Short task:
Copy out all the entries word for word.

==== Exercise materials

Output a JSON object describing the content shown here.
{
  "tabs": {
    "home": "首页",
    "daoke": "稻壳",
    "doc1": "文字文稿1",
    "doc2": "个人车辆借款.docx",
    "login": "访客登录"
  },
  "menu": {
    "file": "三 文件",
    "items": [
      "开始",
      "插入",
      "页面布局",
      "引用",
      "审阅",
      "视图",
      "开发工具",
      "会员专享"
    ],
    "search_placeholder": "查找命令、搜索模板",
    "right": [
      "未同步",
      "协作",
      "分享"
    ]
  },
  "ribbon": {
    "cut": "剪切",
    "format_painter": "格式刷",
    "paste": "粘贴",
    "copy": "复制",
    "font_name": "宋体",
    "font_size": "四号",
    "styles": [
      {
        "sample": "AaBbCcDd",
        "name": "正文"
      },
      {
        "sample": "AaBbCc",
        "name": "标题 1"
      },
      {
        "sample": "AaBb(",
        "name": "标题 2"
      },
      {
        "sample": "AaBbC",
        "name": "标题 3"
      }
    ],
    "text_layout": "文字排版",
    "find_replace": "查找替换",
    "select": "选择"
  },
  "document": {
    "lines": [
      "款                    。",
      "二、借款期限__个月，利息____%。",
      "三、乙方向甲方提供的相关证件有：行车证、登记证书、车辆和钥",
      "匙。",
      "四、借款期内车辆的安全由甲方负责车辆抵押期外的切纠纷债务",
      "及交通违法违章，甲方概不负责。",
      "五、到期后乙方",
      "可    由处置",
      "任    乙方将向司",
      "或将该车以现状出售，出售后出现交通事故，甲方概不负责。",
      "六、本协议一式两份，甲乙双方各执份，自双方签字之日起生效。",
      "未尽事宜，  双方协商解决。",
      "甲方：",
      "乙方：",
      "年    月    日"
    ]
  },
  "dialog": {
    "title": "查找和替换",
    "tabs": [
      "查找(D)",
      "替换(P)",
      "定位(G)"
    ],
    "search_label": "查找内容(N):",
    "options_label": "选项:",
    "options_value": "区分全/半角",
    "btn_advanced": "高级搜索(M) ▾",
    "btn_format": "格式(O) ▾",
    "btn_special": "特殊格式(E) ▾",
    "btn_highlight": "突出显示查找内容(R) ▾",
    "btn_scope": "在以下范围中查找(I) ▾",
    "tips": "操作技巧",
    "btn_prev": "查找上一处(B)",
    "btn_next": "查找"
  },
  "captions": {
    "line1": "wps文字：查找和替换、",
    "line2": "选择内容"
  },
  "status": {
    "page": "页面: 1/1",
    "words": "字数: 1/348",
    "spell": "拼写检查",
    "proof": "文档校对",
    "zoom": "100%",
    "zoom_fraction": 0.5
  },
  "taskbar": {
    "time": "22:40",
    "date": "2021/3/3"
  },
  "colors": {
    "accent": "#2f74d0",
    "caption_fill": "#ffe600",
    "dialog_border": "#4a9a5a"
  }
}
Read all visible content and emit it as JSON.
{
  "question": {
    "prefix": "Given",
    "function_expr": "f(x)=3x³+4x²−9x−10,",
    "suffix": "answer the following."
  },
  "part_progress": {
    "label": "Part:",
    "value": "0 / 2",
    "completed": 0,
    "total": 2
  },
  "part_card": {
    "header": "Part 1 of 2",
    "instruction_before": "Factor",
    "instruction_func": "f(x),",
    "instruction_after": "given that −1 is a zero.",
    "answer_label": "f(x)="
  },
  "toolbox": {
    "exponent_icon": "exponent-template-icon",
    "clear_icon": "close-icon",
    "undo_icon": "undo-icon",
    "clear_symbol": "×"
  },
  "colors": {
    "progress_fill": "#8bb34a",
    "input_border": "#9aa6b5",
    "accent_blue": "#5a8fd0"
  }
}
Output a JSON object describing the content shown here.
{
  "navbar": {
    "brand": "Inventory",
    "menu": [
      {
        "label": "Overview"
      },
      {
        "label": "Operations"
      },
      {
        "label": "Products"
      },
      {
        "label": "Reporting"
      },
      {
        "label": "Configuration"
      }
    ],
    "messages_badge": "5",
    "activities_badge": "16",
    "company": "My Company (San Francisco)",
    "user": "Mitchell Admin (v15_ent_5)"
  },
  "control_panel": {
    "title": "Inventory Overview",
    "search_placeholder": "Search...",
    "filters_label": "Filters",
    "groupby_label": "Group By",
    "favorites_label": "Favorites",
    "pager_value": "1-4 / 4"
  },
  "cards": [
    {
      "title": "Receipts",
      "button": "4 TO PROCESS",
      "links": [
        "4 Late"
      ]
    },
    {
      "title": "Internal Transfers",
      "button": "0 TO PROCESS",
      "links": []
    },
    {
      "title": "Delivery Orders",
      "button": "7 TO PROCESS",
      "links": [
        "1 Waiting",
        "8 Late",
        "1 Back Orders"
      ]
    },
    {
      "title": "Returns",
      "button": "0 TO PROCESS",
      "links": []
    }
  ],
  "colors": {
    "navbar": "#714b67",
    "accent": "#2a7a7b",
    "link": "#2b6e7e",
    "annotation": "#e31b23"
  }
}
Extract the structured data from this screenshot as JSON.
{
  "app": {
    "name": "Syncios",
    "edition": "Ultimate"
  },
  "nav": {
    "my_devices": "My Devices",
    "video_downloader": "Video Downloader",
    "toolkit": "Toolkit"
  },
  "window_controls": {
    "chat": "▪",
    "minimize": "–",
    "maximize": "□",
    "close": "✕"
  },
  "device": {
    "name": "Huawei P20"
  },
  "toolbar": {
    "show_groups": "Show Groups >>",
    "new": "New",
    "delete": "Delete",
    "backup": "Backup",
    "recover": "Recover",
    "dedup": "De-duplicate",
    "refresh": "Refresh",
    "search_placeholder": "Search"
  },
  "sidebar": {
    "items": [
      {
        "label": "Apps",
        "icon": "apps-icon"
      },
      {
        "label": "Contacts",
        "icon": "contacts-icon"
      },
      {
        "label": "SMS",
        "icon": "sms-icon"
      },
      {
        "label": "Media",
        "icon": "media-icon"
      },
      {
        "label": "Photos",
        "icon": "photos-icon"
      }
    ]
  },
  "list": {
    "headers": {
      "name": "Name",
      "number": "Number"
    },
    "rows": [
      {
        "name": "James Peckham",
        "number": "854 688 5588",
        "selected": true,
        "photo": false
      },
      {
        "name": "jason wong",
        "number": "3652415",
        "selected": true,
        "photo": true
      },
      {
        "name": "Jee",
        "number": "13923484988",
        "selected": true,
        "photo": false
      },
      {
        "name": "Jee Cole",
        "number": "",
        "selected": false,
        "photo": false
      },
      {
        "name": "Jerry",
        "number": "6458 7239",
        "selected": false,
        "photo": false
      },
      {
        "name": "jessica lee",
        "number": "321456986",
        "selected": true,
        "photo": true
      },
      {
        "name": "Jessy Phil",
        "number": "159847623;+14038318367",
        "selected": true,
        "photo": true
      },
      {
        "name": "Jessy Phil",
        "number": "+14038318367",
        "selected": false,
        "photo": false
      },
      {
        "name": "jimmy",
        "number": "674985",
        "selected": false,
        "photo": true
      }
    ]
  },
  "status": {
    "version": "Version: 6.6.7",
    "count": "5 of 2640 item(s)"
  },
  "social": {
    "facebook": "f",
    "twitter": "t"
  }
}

========

Result below:
Output a JSON object describing the content shown here.
{
  "tabs": {
    "home": "首页",
    "daoke": "稻壳",
    "doc1": "文字文稿1",
    "doc2": "个人车辆借款.docx",
    "login": "访客登录"
  },
  "menu": {
    "file": "三 文件",
    "items": [
      "开始",
      "插入",
      "页面布局",
      "引用",
      "审阅",
      "视图",
      "开发工具",
      "会员专享"
    ],
    "search_placeholder": "查找命令、搜索模板",
    "right": [
      "未同步",
      "协作",
      "分享"
    ]
  },
  "ribbon": {
    "cut": "剪切",
    "format_painter": "格式刷",
    "paste": "粘贴",
    "copy": "复制",
    "font_name": "宋体",
    "font_size": "四号",
    "styles": [
      {
        "sample": "AaBbCcDd",
        "name": "正文"
      },
      {
        "sample": "AaBbCc",
        "name": "标题 1"
      },
      {
        "sample": "AaBb(",
        "name": "标题 2"
      },
      {
        "sample": "AaBbC",
        "name": "标题 3"
      }
    ],
    "text_layout": "文字排版",
    "find_replace": "查找替换",
    "select": "选择"
  },
  "document": {
    "lines": [
      "款                    。",
      "二、借款期限__个月，利息____%。",
      "三、乙方向甲方提供的相关证件有：行车证、登记证书、车辆和钥",
      "匙。",
      "四、借款期内车辆的安全由甲方负责车辆抵押期外的切纠纷债务",
      "及交通违法违章，甲方概不负责。",
      "五、到期后乙方",
      "可    由处置",
      "任    乙方将向司",
      "或将该车以现状出售，出售后出现交通事故，甲方概不负责。",
      "六、本协议一式两份，甲乙双方各执份，自双方签字之日起生效。",
      "未尽事宜，  双方协商解决。",
      "甲方：",
      "乙方：",
      "年    月    日"
    ]
  },
  "dialog": {
    "title": "查找和替换",
    "tabs": [
      "查找(D)",
      "替换(P)",
      "定位(G)"
    ],
    "search_label": "查找内容(N):",
    "options_label": "选项:",
    "options_value": "区分全/半角",
    "btn_advanced": "高级搜索(M) ▾",
    "btn_format": "格式(O) ▾",
    "btn_special": "特殊格式(E) ▾",
    "btn_highlight": "突出显示查找内容(R) ▾",
    "btn_scope": "在以下范围中查找(I) ▾",
    "tips": "操作技巧",
    "btn_prev": "查找上一处(B)",
    "btn_next": "查找"
  },
  "captions": {
    "line1": "wps文字：查找和替换、",
    "line2": "选择内容"
  },
  "status": {
    "page": "页面: 1/1",
    "words": "字数: 1/348",
    "spell": "拼写检查",
    "proof": "文档校对",
    "zoom": "100%",
    "zoom_fraction": 0.5
  },
  "taskbar": {
    "time": "22:40",
    "date": "2021/3/3"
  },
  "colors": {
    "accent": "#2f74d0",
    "caption_fill": "#ffe600",
    "dialog_border": "#4a9a5a"
  }
}
Read all visible content and emit it as JSON.
{
  "question": {
    "prefix": "Given",
    "function_expr": "f(x)=3x³+4x²−9x−10,",
    "suffix": "answer the following."
  },
  "part_progress": {
    "label": "Part:",
    "value": "0 / 2",
    "completed": 0,
    "total": 2
  },
  "part_card": {
    "header": "Part 1 of 2",
    "instruction_before": "Factor",
    "instruction_func": "f(x),",
    "instruction_after": "given that −1 is a zero.",
    "answer_label": "f(x)="
  },
  "toolbox": {
    "exponent_icon": "exponent-template-icon",
    "clear_icon": "close-icon",
    "undo_icon": "undo-icon",
    "clear_symbol": "×"
  },
  "colors": {
    "progress_fill": "#8bb34a",
    "input_border": "#9aa6b5",
    "accent_blue": "#5a8fd0"
  }
}
Output a JSON object describing the content shown here.
{
  "navbar": {
    "brand": "Inventory",
    "menu": [
      {
        "label": "Overview"
      },
      {
        "label": "Operations"
      },
      {
        "label": "Products"
      },
      {
        "label": "Reporting"
      },
      {
        "label": "Configuration"
      }
    ],
    "messages_badge": "5",
    "activities_badge": "16",
    "company": "My Company (San Francisco)",
    "user": "Mitchell Admin (v15_ent_5)"
  },
  "control_panel": {
    "title": "Inventory Overview",
    "search_placeholder": "Search...",
    "filters_label": "Filters",
    "groupby_label": "Group By",
    "favorites_label": "Favorites",
    "pager_value": "1-4 / 4"
  },
  "cards": [
    {
      "title": "Receipts",
      "button": "4 TO PROCESS",
      "links": [
        "4 Late"
      ]
    },
    {
      "title": "Internal Transfers",
      "button": "0 TO PROCESS",
      "links": []
    },
    {
      "title": "Delivery Orders",
      "button": "7 TO PROCESS",
      "links": [
        "1 Waiting",
        "8 Late",
        "1 Back Orders"
      ]
    },
    {
      "title": "Returns",
      "button": "0 TO PROCESS",
      "links": []
    }
  ],
  "colors": {
    "navbar": "#714b67",
    "accent": "#2a7a7b",
    "link": "#2b6e7e",
    "annotation": "#e31b23"
  }
}
Extract the structured data from this screenshot as JSON.
{
  "app": {
    "name": "Syncios",
    "edition": "Ultimate"
  },
  "nav": {
    "my_devices": "My Devices",
    "video_downloader": "Video Downloader",
    "toolkit": "Toolkit"
  },
  "window_controls": {
    "chat": "▪",
    "minimize": "–",
    "maximize": "□",
    "close": "✕"
  },
  "device": {
    "name": "Huawei P20"
  },
  "toolbar": {
    "show_groups": "Show Groups >>",
    "new": "New",
    "delete": "Delete",
    "backup": "Backup",
    "recover": "Recover",
    "dedup": "De-duplicate",
    "refresh": "Refresh",
    "search_placeholder": "Search"
  },
  "sidebar": {
    "items": [
      {
        "label": "Apps",
        "icon": "apps-icon"
      },
      {
        "label": "Contacts",
        "icon": "contacts-icon"
      },
      {
        "label": "SMS",
        "icon": "sms-icon"
      },
      {
        "label": "Media",
        "icon": "media-icon"
      },
      {
        "label": "Photos",
        "icon": "photos-icon"
      }
    ]
  },
  "list": {
    "headers": {
      "name": "Name",
      "number": "Number"
    },
    "rows": [
      {
        "name": "James Peckham",
        "number": "854 688 5588",
        "selected": true,
        "photo": false
      },
      {
        "name": "jason wong",
        "number": "3652415",
        "selected": true,
        "photo": true
      },
      {
        "name": "Jee",
        "number": "13923484988",
        "selected": true,
        "photo": false
      },
      {
        "name": "Jee Cole",
        "number": "",
        "selected": false,
        "photo": false
      },
      {
        "name": "Jerry",
        "number": "6458 7239",
        "selected": false,
        "photo": false
      },
      {
        "name": "jessica lee",
        "number": "321456986",
        "selected": true,
        "photo": true
      },
      {
        "name": "Jessy Phil",
        "number": "159847623;+14038318367",
        "selected": true,
        "photo": true
      },
      {
        "name": "Jessy Phil",
        "number": "+14038318367",
        "selected": false,
        "photo": false
      },
      {
        "name": "jimmy",
        "number": "674985",
        "selected": false,
        "photo": true
      }
    ]
  },
  "status": {
    "version": "Version: 6.6.7",
    "count": "5 of 2640 item(s)"
  },
  "social": {
    "facebook": "f",
    "twitter": "t"
  }
}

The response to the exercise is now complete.